Rows from a figure dataset:
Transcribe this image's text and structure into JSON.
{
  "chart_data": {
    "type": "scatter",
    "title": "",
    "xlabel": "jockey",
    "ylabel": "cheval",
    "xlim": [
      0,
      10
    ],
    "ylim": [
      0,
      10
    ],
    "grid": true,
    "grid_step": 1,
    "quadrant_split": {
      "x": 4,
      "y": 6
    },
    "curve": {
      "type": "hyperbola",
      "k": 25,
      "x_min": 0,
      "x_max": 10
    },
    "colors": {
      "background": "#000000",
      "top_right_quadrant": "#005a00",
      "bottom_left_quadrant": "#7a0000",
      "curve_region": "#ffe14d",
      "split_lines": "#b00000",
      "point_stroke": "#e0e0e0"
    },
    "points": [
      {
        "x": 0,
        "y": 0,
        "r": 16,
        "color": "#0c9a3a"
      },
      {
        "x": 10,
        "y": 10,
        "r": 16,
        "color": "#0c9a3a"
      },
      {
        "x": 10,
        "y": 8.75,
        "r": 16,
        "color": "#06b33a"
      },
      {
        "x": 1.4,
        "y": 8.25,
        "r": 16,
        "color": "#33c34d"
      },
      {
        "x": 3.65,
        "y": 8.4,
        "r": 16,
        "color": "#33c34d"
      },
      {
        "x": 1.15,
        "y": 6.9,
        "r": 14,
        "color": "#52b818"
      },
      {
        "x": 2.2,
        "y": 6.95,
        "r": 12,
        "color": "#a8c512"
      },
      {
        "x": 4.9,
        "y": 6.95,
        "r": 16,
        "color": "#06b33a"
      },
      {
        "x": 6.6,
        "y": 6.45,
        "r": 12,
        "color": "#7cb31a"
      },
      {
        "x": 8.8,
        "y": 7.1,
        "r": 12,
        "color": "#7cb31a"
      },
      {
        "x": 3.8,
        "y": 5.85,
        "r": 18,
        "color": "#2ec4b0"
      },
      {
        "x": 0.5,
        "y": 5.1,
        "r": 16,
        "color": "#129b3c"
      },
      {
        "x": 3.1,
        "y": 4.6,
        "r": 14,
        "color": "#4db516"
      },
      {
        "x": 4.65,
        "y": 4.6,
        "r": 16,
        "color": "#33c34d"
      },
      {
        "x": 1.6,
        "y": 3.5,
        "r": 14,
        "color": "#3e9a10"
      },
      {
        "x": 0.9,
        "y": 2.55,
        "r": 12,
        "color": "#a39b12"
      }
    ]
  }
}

Stated exercise: Copy every record exactly, with nothing added or dropped.

Solution to this problem:
Transcribe this image's text and structure into JSON.
{
  "chart_data": {
    "type": "scatter",
    "title": "",
    "xlabel": "jockey",
    "ylabel": "cheval",
    "xlim": [
      0,
      10
    ],
    "ylim": [
      0,
      10
    ],
    "grid": true,
    "grid_step": 1,
    "quadrant_split": {
      "x": 4,
      "y": 6
    },
    "curve": {
      "type": "hyperbola",
      "k": 25,
      "x_min": 0,
      "x_max": 10
    },
    "colors": {
      "background": "#000000",
      "top_right_quadrant": "#005a00",
      "bottom_left_quadrant": "#7a0000",
      "curve_region": "#ffe14d",
      "split_lines": "#b00000",
      "point_stroke": "#e0e0e0"
    },
    "points": [
      {
        "x": 0,
        "y": 0,
        "r": 16,
        "color": "#0c9a3a"
      },
      {
        "x": 10,
        "y": 10,
        "r": 16,
        "color": "#0c9a3a"
      },
      {
        "x": 10,
        "y": 8.75,
        "r": 16,
        "color": "#06b33a"
      },
      {
        "x": 1.4,
        "y": 8.25,
        "r": 16,
        "color": "#33c34d"
      },
      {
        "x": 3.65,
        "y": 8.4,
        "r": 16,
        "color": "#33c34d"
      },
      {
        "x": 1.15,
        "y": 6.9,
        "r": 14,
        "color": "#52b818"
      },
      {
        "x": 2.2,
        "y": 6.95,
        "r": 12,
        "color": "#a8c512"
      },
      {
        "x": 4.9,
        "y": 6.95,
        "r": 16,
        "color": "#06b33a"
      },
      {
        "x": 6.6,
        "y": 6.45,
        "r": 12,
        "color": "#7cb31a"
      },
      {
        "x": 8.8,
        "y": 7.1,
        "r": 12,
        "color": "#7cb31a"
      },
      {
        "x": 3.8,
        "y": 5.85,
        "r": 18,
        "color": "#2ec4b0"
      },
      {
        "x": 0.5,
        "y": 5.1,
        "r": 16,
        "color": "#129b3c"
      },
      {
        "x": 3.1,
        "y": 4.6,
        "r": 14,
        "color": "#4db516"
      },
      {
        "x": 4.65,
        "y": 4.6,
        "r": 16,
        "color": "#33c34d"
      },
      {
        "x": 1.6,
        "y": 3.5,
        "r": 14,
        "color": "#3e9a10"
      },
      {
        "x": 0.9,
        "y": 2.55,
        "r": 12,
        "color": "#a39b12"
      }
    ]
  }
}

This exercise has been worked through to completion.